TASK: Copy each line that holds "device".

[Collected data]
====================

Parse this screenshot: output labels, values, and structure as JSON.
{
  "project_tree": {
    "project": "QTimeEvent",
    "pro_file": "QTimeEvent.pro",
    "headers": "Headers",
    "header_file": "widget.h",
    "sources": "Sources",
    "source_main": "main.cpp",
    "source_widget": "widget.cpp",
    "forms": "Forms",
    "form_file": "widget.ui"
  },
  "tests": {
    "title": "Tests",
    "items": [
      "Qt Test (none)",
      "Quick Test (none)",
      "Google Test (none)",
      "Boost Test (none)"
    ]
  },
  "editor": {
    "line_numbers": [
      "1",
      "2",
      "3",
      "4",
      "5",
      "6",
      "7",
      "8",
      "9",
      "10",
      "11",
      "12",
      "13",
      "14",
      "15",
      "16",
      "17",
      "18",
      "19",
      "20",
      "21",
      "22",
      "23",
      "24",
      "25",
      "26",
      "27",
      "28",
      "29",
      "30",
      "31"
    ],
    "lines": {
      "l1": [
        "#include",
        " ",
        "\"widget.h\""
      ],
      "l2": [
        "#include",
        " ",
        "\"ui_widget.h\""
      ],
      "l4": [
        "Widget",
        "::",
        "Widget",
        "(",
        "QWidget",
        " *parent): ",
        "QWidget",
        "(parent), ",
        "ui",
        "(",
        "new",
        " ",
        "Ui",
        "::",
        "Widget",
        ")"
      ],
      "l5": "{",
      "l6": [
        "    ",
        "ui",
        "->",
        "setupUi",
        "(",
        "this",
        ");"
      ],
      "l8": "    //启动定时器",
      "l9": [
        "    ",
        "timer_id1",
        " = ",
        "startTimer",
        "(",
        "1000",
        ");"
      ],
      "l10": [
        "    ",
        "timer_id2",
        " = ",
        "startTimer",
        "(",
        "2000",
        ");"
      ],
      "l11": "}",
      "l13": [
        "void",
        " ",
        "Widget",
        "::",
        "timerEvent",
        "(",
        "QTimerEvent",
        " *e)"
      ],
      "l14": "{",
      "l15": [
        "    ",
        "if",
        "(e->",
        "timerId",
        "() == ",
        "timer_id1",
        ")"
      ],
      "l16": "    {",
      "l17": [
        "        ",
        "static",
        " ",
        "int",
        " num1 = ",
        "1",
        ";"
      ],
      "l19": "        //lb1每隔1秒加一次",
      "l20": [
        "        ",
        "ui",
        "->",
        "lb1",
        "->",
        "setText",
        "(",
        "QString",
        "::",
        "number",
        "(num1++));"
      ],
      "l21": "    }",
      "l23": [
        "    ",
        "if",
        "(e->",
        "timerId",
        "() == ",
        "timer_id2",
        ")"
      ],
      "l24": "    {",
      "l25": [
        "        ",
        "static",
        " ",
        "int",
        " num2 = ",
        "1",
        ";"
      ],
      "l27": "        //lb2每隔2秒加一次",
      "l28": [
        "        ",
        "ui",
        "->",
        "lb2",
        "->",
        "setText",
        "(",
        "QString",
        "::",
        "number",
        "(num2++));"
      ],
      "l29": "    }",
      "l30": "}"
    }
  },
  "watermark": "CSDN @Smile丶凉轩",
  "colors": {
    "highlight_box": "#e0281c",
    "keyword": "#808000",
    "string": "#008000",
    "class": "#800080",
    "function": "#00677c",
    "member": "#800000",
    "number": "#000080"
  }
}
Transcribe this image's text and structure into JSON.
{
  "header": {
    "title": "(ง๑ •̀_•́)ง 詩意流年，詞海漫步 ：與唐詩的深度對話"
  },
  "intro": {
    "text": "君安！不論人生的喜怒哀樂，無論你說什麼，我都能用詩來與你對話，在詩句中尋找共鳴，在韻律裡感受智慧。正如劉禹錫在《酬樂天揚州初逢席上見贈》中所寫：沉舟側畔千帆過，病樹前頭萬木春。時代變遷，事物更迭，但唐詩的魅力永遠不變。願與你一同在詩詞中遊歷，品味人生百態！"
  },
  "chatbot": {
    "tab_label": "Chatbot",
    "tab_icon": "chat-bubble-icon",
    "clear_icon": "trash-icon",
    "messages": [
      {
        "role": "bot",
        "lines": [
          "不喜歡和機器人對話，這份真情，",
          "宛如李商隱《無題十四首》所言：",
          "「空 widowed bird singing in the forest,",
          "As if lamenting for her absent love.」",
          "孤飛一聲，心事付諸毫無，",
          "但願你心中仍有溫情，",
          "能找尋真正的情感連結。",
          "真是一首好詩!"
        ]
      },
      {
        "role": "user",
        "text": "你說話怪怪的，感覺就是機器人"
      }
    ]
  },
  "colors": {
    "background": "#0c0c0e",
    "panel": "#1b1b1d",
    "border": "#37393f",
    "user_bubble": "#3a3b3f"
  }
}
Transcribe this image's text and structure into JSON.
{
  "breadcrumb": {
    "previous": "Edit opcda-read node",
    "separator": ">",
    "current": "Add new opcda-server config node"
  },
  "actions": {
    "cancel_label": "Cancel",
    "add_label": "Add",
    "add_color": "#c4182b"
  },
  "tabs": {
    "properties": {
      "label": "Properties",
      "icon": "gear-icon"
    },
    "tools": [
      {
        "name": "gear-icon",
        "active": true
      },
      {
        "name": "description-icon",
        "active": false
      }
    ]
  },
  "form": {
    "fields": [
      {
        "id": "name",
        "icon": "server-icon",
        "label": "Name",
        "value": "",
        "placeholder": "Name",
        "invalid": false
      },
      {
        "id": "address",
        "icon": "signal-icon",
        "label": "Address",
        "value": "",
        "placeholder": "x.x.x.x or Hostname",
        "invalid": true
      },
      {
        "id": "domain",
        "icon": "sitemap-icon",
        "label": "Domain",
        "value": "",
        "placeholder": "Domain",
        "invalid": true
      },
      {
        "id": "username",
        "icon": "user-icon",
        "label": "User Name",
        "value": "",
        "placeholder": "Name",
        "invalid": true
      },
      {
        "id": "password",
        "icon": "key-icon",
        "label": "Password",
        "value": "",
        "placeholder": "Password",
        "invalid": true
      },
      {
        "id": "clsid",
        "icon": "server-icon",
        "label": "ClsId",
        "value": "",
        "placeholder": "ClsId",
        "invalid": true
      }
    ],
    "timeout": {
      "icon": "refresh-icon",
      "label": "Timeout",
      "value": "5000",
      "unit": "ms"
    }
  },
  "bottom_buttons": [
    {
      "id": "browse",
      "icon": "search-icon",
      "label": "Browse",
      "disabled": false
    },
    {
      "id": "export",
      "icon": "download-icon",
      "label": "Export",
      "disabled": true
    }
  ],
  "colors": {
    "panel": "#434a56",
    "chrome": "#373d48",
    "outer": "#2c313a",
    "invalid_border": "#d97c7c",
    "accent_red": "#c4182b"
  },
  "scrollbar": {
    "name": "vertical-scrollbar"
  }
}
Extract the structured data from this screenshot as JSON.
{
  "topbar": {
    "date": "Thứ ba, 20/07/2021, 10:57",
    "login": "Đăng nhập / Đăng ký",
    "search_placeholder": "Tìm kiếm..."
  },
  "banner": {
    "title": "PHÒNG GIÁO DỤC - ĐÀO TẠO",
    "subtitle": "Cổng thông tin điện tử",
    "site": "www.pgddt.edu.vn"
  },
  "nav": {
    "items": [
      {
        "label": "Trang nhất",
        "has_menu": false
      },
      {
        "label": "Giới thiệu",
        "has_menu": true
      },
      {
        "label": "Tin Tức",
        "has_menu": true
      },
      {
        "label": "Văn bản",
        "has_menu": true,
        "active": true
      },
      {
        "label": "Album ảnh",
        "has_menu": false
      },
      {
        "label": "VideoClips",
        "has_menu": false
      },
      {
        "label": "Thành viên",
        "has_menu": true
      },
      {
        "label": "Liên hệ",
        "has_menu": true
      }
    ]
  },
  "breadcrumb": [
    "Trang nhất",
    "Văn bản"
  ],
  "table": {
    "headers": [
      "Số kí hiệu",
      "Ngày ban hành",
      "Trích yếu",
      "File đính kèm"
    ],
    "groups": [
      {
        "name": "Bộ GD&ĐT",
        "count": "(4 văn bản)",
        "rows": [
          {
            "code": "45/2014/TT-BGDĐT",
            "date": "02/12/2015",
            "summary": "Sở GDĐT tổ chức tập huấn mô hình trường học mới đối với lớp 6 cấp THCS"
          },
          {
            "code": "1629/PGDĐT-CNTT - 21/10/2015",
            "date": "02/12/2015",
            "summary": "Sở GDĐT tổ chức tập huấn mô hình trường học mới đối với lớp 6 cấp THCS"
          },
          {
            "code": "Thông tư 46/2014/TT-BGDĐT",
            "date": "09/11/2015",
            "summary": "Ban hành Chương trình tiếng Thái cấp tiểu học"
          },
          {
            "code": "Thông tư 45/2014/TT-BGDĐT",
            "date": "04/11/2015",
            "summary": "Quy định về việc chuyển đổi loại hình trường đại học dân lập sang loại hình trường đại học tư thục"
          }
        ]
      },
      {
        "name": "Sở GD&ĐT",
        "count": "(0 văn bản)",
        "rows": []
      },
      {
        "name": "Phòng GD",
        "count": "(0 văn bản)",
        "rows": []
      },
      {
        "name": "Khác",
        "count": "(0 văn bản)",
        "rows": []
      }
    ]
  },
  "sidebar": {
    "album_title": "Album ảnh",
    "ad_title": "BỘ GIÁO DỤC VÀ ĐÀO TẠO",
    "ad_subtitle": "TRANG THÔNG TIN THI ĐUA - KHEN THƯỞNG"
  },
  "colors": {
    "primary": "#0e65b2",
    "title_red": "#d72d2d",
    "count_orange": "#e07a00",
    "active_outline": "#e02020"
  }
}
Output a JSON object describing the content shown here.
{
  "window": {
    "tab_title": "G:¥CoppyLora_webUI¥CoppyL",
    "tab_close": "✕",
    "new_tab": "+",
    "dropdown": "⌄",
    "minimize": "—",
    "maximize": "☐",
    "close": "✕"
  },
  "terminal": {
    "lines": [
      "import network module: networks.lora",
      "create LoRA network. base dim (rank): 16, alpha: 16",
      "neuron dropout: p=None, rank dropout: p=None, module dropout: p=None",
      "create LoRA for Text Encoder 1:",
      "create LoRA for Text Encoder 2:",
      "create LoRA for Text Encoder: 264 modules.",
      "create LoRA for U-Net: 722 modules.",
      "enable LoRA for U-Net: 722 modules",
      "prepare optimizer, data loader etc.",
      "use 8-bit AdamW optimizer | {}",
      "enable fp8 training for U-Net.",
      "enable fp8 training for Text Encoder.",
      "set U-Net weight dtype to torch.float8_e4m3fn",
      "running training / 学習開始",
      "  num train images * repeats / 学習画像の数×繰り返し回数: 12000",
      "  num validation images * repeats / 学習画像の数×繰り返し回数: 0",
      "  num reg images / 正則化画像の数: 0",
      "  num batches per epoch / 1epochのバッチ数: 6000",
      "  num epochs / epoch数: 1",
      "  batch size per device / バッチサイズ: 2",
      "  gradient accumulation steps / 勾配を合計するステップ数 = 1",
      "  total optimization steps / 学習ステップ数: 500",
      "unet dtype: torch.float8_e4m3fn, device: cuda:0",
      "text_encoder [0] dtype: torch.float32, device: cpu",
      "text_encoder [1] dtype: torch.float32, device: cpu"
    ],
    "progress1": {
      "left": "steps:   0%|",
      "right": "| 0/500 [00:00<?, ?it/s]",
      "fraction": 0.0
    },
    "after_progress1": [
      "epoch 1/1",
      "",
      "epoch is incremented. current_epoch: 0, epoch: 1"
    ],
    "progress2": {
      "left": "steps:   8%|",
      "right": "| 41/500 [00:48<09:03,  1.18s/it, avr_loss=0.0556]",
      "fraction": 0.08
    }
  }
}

====================

RESULT OF THE TASK:
      "  batch size per device / バッチサイズ: 2",
      "unet dtype: torch.float8_e4m3fn, device: cuda:0",
      "text_encoder [0] dtype: torch.float32, device: cpu",
      "text_encoder [1] dtype: torch.float32, device: cpu"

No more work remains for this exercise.